- _Short exercise_
Reproduce every entry below precisely; do not include the pictures.

- _Excerpted records_
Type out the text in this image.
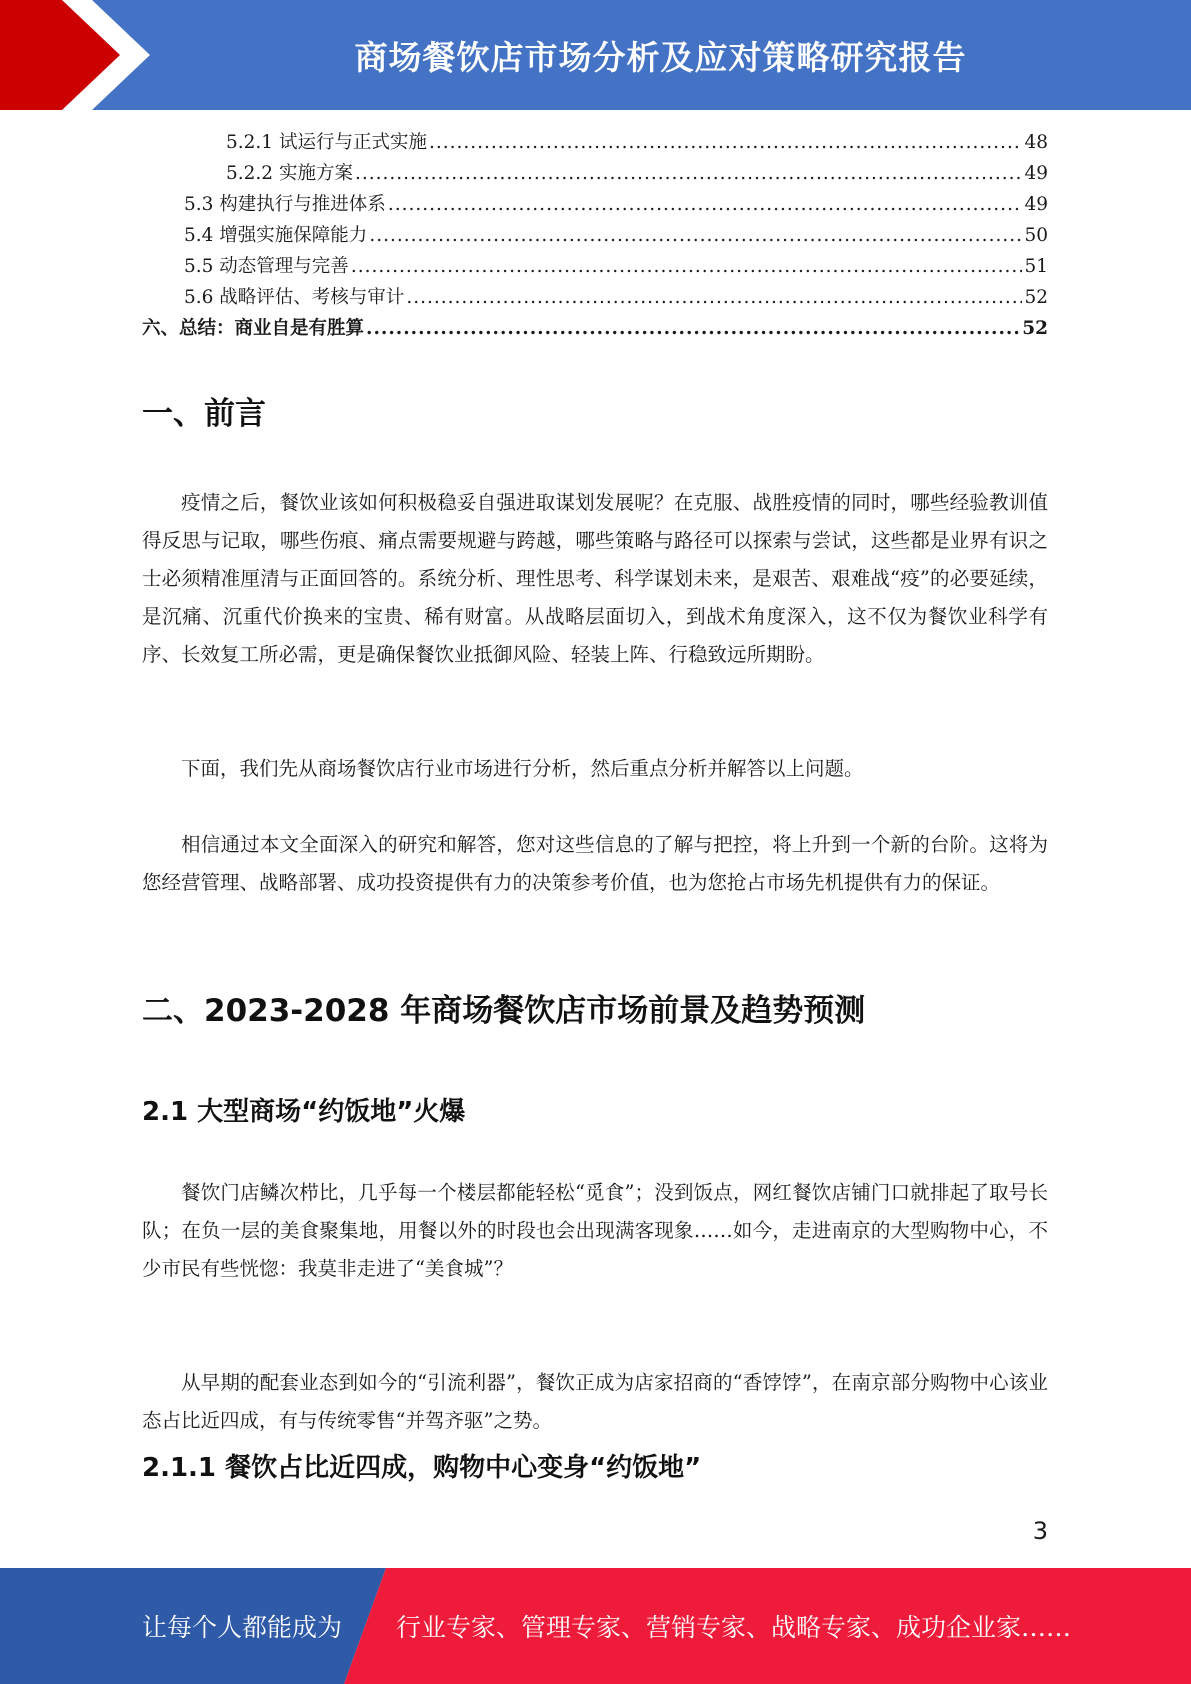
商场餐饮店市场分析及应对策略研究报告
5.2.1 试运行与正式实施 .....	48
5.2.2 实施方案 .....	49
5.3 构建执行与推进体系 .....	49
5.4 增强实施保障能力 .....	50
5.5 动态管理与完善 .....	51
5.6 战略评估、考核与审计 .....	52
六、总结：商业自是有胜算 .....	52
一、前言

疫情之后，餐饮业该如何积极稳妥自强进取谋划发展呢？在克服、战胜疫情的同时，哪些经验教训值得反思与记取，哪些伤痕、痛点需要规避与跨越，哪些策略与路径可以探索与尝试，这些都是业界有识之士必须精准厘清与正面回答的。系统分析、理性思考、科学谋划未来，是艰苦、艰难战“疫”的必要延续，是沉痛、沉重代价换来的宝贵、稀有财富。从战略层面切入，到战术角度深入，这不仅为餐饮业科学有序、长效复工所必需，更是确保餐饮业抵御风险、轻装上阵、行稳致远所期盼。

下面，我们先从商场餐饮店行业市场进行分析，然后重点分析并解答以上问题。

相信通过本文全面深入的研究和解答，您对这些信息的了解与把控，将上升到一个新的台阶。这将为您经营管理、战略部署、成功投资提供有力的决策参考价值，也为您抢占市场先机提供有力的保证。

二、2023-2028 年商场餐饮店市场前景及趋势预测
2.1 大型商场“约饭地”火爆

餐饮门店鳞次栉比，几乎每一个楼层都能轻松“觅食”；没到饭点，网红餐饮店铺门口就排起了取号长队；在负一层的美食聚集地，用餐以外的时段也会出现满客现象……如今，走进南京的大型购物中心，不少市民有些恍惚：我莫非走进了“美食城”？

从早期的配套业态到如今的“引流利器”，餐饮正成为店家招商的“香饽饽”，在南京部分购物中心该业态占比近四成，有与传统零售“并驾齐驱”之势。

2.1.1 餐饮占比近四成，购物中心变身“约饭地”
3
让每个人都能成为 行业专家、管理专家、营销专家、战略专家、成功企业家……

- _Exercise solution_
Type out the text in this image.
商场餐饮店市场分析及应对策略研究报告
5.2.1 试运行与正式实施 .....	48
5.2.2 实施方案 .....	49
5.3 构建执行与推进体系 .....	49
5.4 增强实施保障能力 .....	50
5.5 动态管理与完善 .....	51
5.6 战略评估、考核与审计 .....	52
六、总结：商业自是有胜算 .....	52
一、前言

疫情之后，餐饮业该如何积极稳妥自强进取谋划发展呢？在克服、战胜疫情的同时，哪些经验教训值得反思与记取，哪些伤痕、痛点需要规避与跨越，哪些策略与路径可以探索与尝试，这些都是业界有识之士必须精准厘清与正面回答的。系统分析、理性思考、科学谋划未来，是艰苦、艰难战“疫”的必要延续，是沉痛、沉重代价换来的宝贵、稀有财富。从战略层面切入，到战术角度深入，这不仅为餐饮业科学有序、长效复工所必需，更是确保餐饮业抵御风险、轻装上阵、行稳致远所期盼。

下面，我们先从商场餐饮店行业市场进行分析，然后重点分析并解答以上问题。

相信通过本文全面深入的研究和解答，您对这些信息的了解与把控，将上升到一个新的台阶。这将为您经营管理、战略部署、成功投资提供有力的决策参考价值，也为您抢占市场先机提供有力的保证。

二、2023-2028 年商场餐饮店市场前景及趋势预测
2.1 大型商场“约饭地”火爆

餐饮门店鳞次栉比，几乎每一个楼层都能轻松“觅食”；没到饭点，网红餐饮店铺门口就排起了取号长队；在负一层的美食聚集地，用餐以外的时段也会出现满客现象……如今，走进南京的大型购物中心，不少市民有些恍惚：我莫非走进了“美食城”？

从早期的配套业态到如今的“引流利器”，餐饮正成为店家招商的“香饽饽”，在南京部分购物中心该业态占比近四成，有与传统零售“并驾齐驱”之势。

2.1.1 餐饮占比近四成，购物中心变身“约饭地”
3
让每个人都能成为 行业专家、管理专家、营销专家、战略专家、成功企业家……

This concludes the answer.